What is being asked:
Turn the rows from the one containing "plan-type-label: Loại quy" through the one containing "layers-icon[interactable] (186, 76, 210, 93)", inclusive, into a Markdown table with the columns Number and Entry, skipping any blank lines.
● ● ● ●
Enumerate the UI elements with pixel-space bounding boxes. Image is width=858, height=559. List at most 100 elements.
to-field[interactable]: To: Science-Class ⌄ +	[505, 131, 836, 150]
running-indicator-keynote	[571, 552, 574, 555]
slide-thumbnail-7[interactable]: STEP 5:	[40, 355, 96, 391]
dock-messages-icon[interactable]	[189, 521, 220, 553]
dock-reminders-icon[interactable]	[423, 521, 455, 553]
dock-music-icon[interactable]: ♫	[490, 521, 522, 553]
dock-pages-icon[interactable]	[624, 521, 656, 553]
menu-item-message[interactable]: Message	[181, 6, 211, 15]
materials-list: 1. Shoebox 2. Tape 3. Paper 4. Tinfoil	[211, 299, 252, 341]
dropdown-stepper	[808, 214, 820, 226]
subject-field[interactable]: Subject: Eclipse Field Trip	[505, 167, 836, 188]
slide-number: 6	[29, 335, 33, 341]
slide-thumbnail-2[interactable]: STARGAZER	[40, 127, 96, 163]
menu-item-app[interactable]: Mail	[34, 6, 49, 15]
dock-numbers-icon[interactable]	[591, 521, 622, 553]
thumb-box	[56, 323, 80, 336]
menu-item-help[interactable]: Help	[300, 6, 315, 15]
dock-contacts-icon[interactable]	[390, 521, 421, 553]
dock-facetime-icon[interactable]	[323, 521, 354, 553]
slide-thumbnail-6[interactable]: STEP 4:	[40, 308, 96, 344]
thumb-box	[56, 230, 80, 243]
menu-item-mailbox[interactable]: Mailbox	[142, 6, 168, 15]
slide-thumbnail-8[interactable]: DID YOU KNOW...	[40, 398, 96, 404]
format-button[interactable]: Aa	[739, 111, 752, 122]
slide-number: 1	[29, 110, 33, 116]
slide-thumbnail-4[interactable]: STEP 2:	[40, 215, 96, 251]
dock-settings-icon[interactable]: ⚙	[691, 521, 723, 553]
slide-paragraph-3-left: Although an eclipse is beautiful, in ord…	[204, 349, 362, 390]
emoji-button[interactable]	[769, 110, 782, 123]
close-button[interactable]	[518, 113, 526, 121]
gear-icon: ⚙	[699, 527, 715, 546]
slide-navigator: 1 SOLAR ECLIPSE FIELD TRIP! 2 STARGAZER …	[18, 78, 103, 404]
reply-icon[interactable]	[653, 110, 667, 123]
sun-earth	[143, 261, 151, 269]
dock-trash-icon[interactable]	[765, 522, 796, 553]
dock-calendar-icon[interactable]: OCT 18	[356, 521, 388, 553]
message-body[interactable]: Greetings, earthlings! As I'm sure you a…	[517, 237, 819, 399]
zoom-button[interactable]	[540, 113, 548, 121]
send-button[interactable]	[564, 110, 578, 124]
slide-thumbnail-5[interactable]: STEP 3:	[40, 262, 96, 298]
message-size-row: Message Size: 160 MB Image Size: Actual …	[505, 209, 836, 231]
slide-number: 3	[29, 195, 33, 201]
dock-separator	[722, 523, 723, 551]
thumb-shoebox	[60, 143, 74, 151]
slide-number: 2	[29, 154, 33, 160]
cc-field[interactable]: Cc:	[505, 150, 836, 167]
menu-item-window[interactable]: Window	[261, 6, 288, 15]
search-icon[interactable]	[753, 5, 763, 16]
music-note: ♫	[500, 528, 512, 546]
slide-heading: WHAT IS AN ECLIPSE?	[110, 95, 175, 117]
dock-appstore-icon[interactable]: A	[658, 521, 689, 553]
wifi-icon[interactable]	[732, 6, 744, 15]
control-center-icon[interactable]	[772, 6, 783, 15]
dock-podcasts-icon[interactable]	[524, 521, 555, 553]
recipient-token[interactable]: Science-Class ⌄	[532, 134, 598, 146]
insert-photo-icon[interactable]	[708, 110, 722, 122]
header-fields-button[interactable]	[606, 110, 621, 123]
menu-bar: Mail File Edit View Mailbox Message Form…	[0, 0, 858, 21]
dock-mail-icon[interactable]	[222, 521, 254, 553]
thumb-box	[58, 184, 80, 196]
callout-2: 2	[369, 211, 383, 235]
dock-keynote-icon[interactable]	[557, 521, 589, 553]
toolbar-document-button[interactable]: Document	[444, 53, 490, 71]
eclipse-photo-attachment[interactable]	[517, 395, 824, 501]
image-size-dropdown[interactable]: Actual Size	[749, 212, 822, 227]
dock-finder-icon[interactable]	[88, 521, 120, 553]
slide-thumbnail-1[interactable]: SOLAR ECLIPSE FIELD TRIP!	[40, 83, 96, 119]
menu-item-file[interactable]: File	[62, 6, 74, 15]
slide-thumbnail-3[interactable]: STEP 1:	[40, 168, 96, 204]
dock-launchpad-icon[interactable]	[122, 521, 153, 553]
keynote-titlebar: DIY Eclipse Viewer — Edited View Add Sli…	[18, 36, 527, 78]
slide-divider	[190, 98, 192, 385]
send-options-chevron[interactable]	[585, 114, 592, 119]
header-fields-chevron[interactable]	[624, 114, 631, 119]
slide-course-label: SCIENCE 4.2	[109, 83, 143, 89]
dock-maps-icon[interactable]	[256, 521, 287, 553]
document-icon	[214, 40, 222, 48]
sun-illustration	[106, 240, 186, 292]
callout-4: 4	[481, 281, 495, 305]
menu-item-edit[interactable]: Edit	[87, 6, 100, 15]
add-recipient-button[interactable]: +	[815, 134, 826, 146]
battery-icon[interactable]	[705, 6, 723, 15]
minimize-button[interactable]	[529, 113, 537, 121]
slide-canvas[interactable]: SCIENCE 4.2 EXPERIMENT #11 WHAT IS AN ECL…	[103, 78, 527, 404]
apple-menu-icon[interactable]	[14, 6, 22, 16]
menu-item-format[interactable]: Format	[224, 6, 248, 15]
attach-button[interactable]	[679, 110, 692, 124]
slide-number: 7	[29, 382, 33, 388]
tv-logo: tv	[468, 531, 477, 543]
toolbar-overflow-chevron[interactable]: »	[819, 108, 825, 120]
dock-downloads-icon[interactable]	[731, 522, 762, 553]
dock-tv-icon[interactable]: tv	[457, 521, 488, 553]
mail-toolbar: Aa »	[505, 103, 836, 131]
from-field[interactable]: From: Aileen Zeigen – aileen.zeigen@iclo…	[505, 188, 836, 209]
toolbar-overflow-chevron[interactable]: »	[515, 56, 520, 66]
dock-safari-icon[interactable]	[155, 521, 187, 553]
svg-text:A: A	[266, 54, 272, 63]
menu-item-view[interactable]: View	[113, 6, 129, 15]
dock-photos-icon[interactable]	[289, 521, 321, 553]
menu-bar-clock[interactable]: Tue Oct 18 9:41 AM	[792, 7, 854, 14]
● ● ● ●
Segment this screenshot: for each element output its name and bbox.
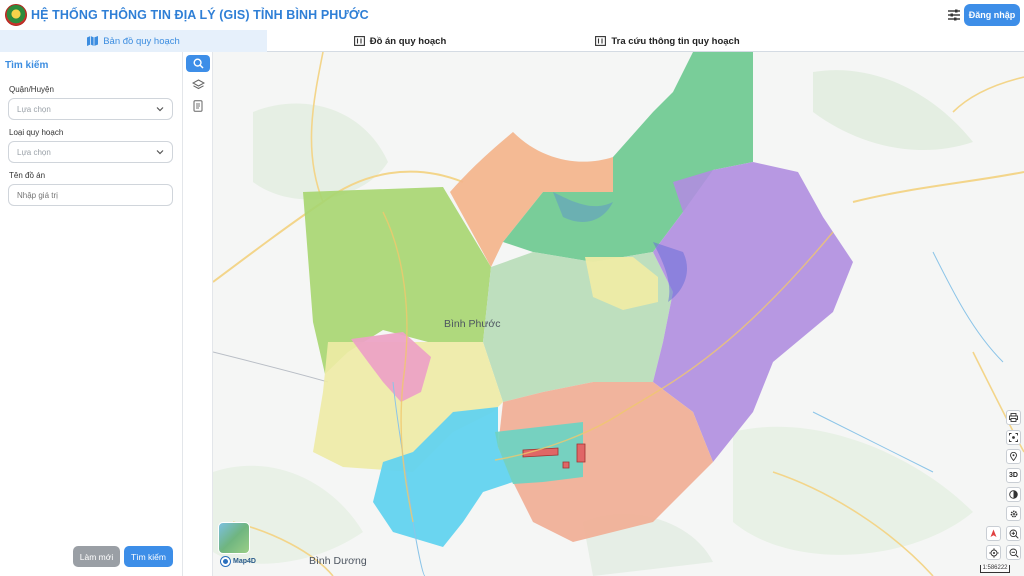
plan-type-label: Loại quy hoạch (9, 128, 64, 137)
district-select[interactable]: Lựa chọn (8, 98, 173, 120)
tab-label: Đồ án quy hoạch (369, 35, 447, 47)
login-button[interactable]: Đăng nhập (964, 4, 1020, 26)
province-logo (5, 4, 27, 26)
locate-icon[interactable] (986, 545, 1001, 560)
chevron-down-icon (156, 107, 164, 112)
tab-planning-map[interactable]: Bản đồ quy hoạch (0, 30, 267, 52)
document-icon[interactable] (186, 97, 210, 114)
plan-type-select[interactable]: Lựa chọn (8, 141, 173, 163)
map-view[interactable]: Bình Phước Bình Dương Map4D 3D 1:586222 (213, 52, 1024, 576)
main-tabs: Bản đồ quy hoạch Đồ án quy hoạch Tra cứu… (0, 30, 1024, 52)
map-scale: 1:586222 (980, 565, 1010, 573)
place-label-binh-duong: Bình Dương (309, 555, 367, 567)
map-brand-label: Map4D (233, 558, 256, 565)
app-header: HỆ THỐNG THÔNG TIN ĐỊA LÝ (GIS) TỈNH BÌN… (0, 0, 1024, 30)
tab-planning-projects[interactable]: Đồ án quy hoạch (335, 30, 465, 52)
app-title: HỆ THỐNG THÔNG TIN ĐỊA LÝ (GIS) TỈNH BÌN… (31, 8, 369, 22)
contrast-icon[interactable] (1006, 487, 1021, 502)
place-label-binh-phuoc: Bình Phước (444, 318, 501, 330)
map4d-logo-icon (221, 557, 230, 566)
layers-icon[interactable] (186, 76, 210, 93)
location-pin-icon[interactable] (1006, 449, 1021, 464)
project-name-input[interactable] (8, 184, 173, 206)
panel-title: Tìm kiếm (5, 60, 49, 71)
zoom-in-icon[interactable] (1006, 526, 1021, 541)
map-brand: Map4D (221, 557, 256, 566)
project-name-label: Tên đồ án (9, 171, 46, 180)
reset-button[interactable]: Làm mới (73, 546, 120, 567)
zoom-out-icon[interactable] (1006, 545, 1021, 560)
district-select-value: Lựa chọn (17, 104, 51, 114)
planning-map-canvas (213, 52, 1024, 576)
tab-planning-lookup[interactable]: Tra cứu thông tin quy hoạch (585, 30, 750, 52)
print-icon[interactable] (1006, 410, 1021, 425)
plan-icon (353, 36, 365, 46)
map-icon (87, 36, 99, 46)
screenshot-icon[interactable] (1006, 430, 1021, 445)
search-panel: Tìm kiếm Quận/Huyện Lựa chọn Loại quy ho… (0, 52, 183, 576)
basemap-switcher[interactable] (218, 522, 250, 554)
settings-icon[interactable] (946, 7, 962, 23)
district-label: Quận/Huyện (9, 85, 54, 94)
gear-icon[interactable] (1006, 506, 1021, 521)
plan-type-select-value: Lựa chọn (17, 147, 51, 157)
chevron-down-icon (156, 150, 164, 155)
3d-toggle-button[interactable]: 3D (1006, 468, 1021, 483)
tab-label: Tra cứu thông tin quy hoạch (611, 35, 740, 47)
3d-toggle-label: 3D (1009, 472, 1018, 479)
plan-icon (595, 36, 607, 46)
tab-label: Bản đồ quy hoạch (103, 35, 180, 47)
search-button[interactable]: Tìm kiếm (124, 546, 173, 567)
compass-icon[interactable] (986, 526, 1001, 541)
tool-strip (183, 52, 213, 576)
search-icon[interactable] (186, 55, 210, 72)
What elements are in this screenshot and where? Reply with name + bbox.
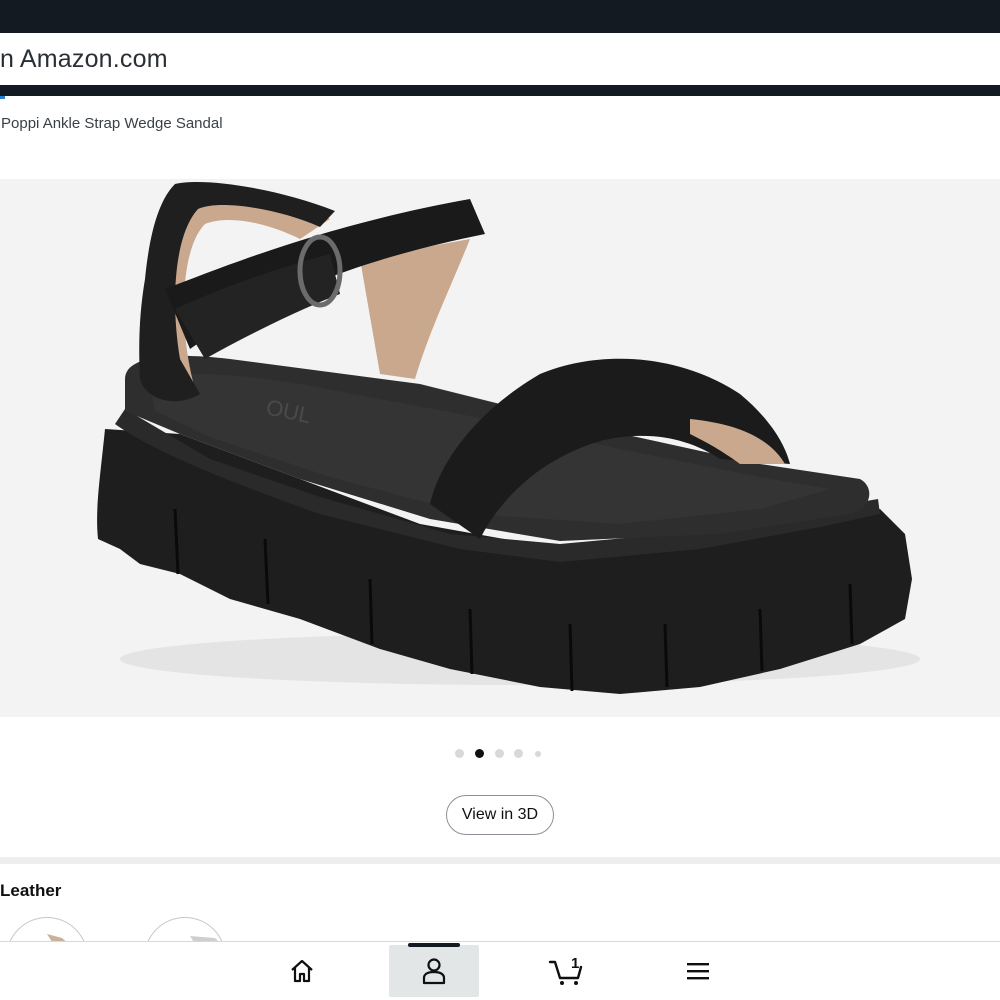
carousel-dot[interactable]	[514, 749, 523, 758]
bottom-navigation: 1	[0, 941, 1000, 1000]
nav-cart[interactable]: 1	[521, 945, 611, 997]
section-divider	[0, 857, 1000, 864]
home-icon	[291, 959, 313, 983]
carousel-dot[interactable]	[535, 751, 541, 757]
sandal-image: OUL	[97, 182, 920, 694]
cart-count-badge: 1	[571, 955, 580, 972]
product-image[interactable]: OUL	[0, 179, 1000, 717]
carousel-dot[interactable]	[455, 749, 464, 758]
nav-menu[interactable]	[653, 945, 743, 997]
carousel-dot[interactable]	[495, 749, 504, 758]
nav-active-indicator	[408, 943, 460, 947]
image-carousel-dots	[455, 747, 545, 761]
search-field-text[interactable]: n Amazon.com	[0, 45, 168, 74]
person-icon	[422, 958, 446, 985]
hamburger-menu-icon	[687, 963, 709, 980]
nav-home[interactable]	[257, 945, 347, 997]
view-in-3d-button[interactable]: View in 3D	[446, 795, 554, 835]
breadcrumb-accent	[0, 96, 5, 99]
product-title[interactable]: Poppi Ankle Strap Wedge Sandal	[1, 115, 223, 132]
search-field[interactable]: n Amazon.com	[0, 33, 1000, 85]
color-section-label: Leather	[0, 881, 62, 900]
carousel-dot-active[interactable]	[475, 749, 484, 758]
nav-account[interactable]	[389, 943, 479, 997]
● ● ● ●
Answer for the task:
| Number | Entry |
|---|---|
| 1 | plan-type-label: Loại quy hoạch (9, 128, 64, 137) |
| 2 | district-select[interactable]: Lựa chọn (8, 98, 173, 120) |
| 3 | tab-label: Đồ án quy hoạch (369, 35, 447, 47) |
| 4 | login-button[interactable]: Đăng nhập (964, 4, 1020, 26) |
| 5 | province-logo (5, 4, 27, 26) |
| 6 | locate-icon[interactable] (986, 545, 1001, 560) |
| 7 | chevron-down-icon (156, 107, 164, 112) |
| 8 | tab-planning-map[interactable]: Bản đồ quy hoạch (0, 30, 267, 52) |
| 9 | document-icon[interactable] (186, 97, 210, 114) |
| 10 | plan-type-select[interactable]: Lựa chọn (8, 141, 173, 163) |
| 11 | map-view[interactable]: Bình Phước Bình Dương Map4D 3D 1:586222 (213, 52, 1024, 576) |
| 12 | main-tabs: Bản đồ quy hoạch Đồ án quy hoạch Tra cứu… (0, 30, 1024, 52) |
| 13 | map-scale: 1:586222 (980, 565, 1010, 573) |
| 14 | place-label-binh-duong: Bình Dương (309, 555, 367, 567) |
| 15 | map-brand-label: Map4D (233, 558, 256, 565) |
| 16 | app-header: HỆ THỐNG THÔNG TIN ĐỊA LÝ (GIS) TỈNH BÌN… (0, 0, 1024, 30) |
| 17 | tab-planning-projects[interactable]: Đồ án quy hoạch (335, 30, 465, 52) |
| 18 | app-title: HỆ THỐNG THÔNG TIN ĐỊA LÝ (GIS) TỈNH BÌN… (31, 8, 369, 22) |
| 19 | contrast-icon[interactable] (1006, 487, 1021, 502) |
| 20 | place-label-binh-phuoc: Bình Phước (444, 318, 501, 330) |
| 21 | map4d-logo-icon (221, 557, 230, 566) |
| 22 | layers-icon[interactable] (186, 76, 210, 93) |